◆ Lesetext ◆

10/01 Bundes-Verfassungsgesetz (B-VG);
10/07 Verwaltungsgerichtshof;
40/01 Verwaltungsverfahren;

Norm

B-VG Art131 Abs1 Z1;
VStG §31 Abs3;
VStG §54b Abs2;
VStG §54b Abs3;
VwGG §33 Abs1;
VwGG §34 Abs1;

Beachte

Miterledigung (miterledigt bzw zur gemeinsamen Entscheidung verbunden):91/03/0122

Betreff

Der Verwaltungsgerichtshof hat durch den Vorsitzenden Senatspräsident Dr. Liska und die Hofräte Dr. Baumgartner und Dr. Leukauf als Richter, im Beisein des Schriftführers Mag. Klebel, über die Beschwerde des Gerhard Z in S, vertreten durch den zum Verfahrenshelfer bestellten Dr. M, Rechtsanwalt in S, gegen den Bescheid der Bezirkshauptmannschaft Lienz vom 5. März 1991, Zl. V-6136/88, betreffend Strafaufschub und Teilzahlung in Ansehung von Strafen, die wegen Übertretungen des KFG 1967 und der StVO 1960 verhängt wurden,

Spruch

1) den Beschluß gefaßt:

Die Beschwerde wird, soweit sie sich auf den Strafaufschub bezieht, zurückgewiesen.

2) zu Recht erkannt:

Die Beschwerde wird, soweit sie sich gegen die Versagung der Bewilligung auf Teilzahlung richtet, abgewiesen.

◆ Arbeitsaufträge ◆
- a) Beantworten Sie anhand des Lesetextes die folgenden Fragen:
(i) Gegen den Bescheid welcher Behörde richtet sich die Beschwerde?
(ii) Wer wirkte als Schriftführer mit?
(iii) Wie wurde über die Beschwerde entschieden, soweit sie sich auf den Strafaufschub bezieht?
- b) Schreiben Sie aus dem Lesetext alles ab „1) den Beschluß“ bis hinunter zu „Teilzahlung richtet, abgewiesen.“ wortgetreu ab.
- c) Führen Sie die Entscheidung des Verwaltungsgerichtshofs über Strafaufschub und Teilzahlung im Anschluss an ihren letzten Satz weiter.

◆ Daten ◆
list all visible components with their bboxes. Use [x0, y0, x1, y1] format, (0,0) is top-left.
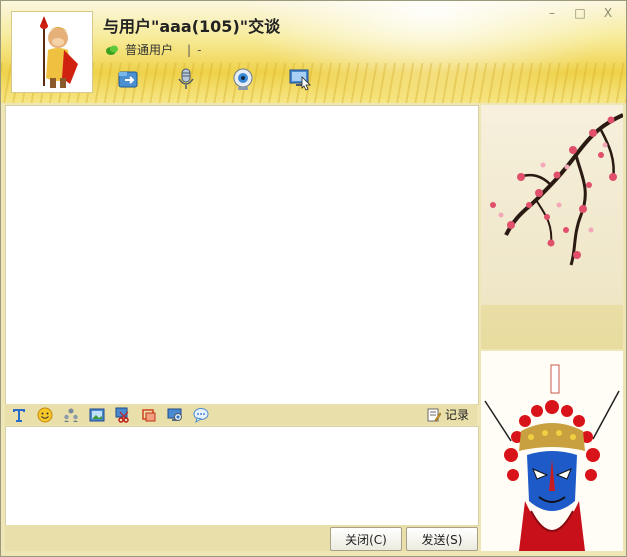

◆ Lösungen ◆
- a)
(i) Gegen den Bescheid der Bezirkshauptmannschaft Lienz.
(ii) Mag. Klebel.
(iii) Sie wurde zurückgewiesen.

- b)
1) den Beschluß gefaßt:

Die Beschwerde wird, soweit sie sich auf den Strafaufschub bezieht, zurückgewiesen.

2) zu Recht erkannt:

Die Beschwerde wird, soweit sie sich gegen die Versagung der Bewilligung auf Teilzahlung richtet, abgewiesen.

- c)
Begründung

Mit dem rechtskräftigen Straferkenntnis der Bezirkshauptmannschaft Lienz vom 9. März 1989 waren über den Beschwerdeführer wegen zweier Übertretungen des KFG Geldstrafen von je S 3.000,-- (Ersatzfreiheitsstrafen je drei Tage) und wegen einer Übertretung der StVO eine Geldstrafe von S 11.000,-- (Ersatzfreiheitsstrafe elf Tage) verhängt worden. Ferner war dem Beschwerdeführer ein Betrag von S 1.700,-- als Beitrag zu den Kosten des Strafverfahrens und ein Betrag von S 3.079,-- als Ersatz der Barauslagen auferlegt worden.

Mit Bescheid vom 5. April 1989 bewilligte die Bezirkshauptmannschaft Lienz dem Beschwerdeführer einen Strafaufschub bis 20. Februar 1990.

Mit dem Bescheid vom 4. Jänner 1990 gab die Bezirkshauptmannschaft Lienz dem Antrag des Beschwerdeführers auf Teilzahlung statt (Teilbetrag von S 779,--, zahlbar am 10. Mai 1990, weitere Teilbeträge von je S 1.000,--, zahlbar je am 10. der Folgemonate).

Der Beschwerdeführer leistete keine Zahlungen. Die von der Bezirkshauptmannschaft Lienz veranlaßte gerichtliche Exekution blieb erfolglos. Nach dem den Verwaltungsakten angeschlossenen Offenbarungseid bezieht der Beschwerdeführer eine monatliche Notstandshilfe von S 4.000,--.

Da Grund zur Annahme bestand, daß die Geldstrafe uneinbringlich ist, ersuchte die Bezirkshauptmannschaft Lienz am 10. Dezember 1990 die Bezirkshauptmannschaft Zell am See, in deren Sprengel der Beschwerdeführer seinen Wohnsitz hat, die Ersatzfreiheitsstrafe zu vollziehen.

Mit dem an die Bezirkshauptmannschaft Zell am See gerichteten Schreiben vom 31. Jänner 1991 ersuchte der Beschwerdeführer um Strafaufschub bis 1. Mai 1991. Er habe eine Arbeitsstelle in Aussicht und könne wahrscheinlich auch "anfangen". Ferner bat er um Ratenzahlung. Er würde monatlich S 1.000,-- bezahlen.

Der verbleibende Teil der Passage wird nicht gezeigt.